§ **Work required**:
Extract each line containing the string "color".

§ **Data records**:
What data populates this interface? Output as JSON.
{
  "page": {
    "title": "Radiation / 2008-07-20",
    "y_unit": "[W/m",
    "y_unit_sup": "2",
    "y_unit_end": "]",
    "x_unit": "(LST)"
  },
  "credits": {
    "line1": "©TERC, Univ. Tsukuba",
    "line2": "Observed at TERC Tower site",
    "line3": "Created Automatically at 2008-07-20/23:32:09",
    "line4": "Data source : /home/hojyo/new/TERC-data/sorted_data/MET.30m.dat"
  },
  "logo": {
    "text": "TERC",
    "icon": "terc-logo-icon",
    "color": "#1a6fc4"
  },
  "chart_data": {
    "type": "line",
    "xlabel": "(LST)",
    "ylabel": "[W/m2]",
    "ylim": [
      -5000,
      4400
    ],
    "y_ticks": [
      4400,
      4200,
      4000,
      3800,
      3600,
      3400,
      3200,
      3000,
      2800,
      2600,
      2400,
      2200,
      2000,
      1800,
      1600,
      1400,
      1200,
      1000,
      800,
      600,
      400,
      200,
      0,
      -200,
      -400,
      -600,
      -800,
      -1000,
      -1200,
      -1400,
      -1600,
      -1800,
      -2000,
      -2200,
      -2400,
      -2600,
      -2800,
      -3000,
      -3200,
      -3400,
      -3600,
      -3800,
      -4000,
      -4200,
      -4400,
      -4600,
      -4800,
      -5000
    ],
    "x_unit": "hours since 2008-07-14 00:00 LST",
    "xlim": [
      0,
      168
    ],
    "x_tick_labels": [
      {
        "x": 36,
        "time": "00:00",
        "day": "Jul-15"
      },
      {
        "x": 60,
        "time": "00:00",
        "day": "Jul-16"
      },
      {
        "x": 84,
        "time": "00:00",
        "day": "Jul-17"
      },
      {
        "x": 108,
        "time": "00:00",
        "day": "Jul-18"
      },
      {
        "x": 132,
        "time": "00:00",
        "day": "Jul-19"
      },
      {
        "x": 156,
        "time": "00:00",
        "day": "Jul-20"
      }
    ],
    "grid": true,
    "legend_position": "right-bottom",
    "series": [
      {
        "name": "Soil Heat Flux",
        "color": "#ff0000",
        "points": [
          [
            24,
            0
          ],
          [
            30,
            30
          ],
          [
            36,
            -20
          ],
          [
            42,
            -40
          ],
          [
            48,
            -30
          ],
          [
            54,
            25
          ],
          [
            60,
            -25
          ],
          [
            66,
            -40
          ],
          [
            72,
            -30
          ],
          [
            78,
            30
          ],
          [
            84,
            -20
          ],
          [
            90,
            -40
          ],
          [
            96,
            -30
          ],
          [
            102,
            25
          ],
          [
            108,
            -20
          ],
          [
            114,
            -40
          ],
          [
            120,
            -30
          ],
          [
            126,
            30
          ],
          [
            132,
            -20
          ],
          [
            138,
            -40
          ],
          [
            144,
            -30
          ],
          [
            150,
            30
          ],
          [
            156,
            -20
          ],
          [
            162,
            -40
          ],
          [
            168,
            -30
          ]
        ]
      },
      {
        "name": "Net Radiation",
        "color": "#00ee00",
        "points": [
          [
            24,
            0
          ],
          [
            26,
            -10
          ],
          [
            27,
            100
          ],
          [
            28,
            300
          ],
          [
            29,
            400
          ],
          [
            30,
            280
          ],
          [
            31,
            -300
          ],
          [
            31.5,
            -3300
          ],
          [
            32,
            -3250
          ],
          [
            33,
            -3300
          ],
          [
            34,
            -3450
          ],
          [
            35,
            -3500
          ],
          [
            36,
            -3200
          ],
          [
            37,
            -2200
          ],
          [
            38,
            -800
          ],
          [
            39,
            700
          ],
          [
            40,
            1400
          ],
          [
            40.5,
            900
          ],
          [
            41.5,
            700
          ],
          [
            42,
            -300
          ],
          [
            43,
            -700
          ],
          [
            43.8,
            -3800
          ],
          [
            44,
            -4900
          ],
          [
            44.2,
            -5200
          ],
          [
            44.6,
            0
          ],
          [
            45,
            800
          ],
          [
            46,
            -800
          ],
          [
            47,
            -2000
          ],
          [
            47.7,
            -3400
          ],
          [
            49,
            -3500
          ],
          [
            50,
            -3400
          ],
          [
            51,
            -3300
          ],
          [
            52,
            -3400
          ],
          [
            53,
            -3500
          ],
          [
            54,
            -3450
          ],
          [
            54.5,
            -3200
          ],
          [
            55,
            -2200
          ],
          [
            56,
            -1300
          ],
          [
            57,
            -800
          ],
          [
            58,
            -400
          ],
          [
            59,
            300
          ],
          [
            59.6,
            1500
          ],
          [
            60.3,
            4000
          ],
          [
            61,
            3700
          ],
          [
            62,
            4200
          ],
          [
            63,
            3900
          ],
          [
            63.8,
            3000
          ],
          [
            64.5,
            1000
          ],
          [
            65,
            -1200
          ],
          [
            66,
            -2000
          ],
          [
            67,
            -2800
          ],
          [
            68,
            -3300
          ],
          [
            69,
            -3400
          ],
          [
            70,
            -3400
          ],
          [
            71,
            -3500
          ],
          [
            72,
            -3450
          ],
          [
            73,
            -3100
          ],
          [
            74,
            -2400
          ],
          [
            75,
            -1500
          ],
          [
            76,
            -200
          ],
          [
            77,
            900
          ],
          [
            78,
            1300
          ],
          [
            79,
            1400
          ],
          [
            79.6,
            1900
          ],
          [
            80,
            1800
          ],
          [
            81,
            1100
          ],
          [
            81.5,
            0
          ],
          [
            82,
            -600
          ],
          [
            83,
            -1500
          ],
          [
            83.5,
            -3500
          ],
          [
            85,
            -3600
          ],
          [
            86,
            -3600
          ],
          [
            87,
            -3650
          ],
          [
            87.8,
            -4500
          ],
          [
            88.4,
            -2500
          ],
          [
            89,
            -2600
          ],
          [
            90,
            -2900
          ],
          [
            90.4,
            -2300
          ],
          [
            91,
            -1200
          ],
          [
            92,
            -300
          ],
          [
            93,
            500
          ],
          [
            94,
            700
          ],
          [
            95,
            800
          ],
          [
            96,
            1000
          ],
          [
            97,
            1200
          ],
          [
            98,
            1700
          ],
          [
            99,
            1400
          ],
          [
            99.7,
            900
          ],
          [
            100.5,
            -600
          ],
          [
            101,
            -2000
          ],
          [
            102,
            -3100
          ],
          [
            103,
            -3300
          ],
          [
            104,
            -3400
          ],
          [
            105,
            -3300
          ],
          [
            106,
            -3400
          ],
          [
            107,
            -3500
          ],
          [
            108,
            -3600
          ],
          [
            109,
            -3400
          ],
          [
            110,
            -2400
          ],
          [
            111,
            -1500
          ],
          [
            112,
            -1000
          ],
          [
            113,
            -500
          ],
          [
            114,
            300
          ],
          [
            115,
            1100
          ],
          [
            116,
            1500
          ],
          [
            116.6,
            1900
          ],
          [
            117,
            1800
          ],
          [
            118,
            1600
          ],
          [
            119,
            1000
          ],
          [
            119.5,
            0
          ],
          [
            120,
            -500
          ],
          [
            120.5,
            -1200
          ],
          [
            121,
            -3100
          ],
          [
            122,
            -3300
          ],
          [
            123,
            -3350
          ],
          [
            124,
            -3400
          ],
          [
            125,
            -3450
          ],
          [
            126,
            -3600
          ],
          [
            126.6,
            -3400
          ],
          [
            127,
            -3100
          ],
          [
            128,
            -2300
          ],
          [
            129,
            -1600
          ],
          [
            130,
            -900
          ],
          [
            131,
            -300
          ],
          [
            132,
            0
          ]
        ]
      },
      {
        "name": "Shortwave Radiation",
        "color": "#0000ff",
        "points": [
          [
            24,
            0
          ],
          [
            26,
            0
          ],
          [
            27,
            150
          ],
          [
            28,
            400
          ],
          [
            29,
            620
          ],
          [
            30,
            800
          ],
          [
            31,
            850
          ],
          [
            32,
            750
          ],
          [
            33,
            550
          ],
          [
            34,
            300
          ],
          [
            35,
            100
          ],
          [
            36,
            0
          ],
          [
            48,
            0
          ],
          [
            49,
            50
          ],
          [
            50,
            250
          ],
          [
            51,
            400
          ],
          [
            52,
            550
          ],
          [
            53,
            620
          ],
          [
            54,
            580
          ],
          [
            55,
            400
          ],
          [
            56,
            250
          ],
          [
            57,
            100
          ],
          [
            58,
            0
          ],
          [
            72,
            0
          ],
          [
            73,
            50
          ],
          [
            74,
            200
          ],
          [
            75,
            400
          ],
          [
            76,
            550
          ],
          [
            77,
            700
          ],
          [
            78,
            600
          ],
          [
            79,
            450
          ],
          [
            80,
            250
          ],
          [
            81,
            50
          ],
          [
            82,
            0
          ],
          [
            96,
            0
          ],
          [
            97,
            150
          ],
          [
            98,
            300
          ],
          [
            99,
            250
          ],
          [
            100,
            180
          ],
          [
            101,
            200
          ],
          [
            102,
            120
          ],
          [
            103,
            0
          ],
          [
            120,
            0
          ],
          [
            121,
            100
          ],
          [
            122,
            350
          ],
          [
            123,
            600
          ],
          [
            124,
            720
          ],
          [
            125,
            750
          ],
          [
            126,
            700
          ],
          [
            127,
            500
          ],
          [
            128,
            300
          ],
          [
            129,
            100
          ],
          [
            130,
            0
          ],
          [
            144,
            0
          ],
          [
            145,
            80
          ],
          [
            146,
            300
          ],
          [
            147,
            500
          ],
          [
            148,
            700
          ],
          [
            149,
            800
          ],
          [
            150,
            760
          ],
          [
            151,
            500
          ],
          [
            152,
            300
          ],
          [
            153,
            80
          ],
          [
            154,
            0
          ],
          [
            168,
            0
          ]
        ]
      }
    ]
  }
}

§ **Output for this task**:
    "color": "#1a6fc4"
        "color": "#ff0000",
        "color": "#00ee00",
        "color": "#0000ff",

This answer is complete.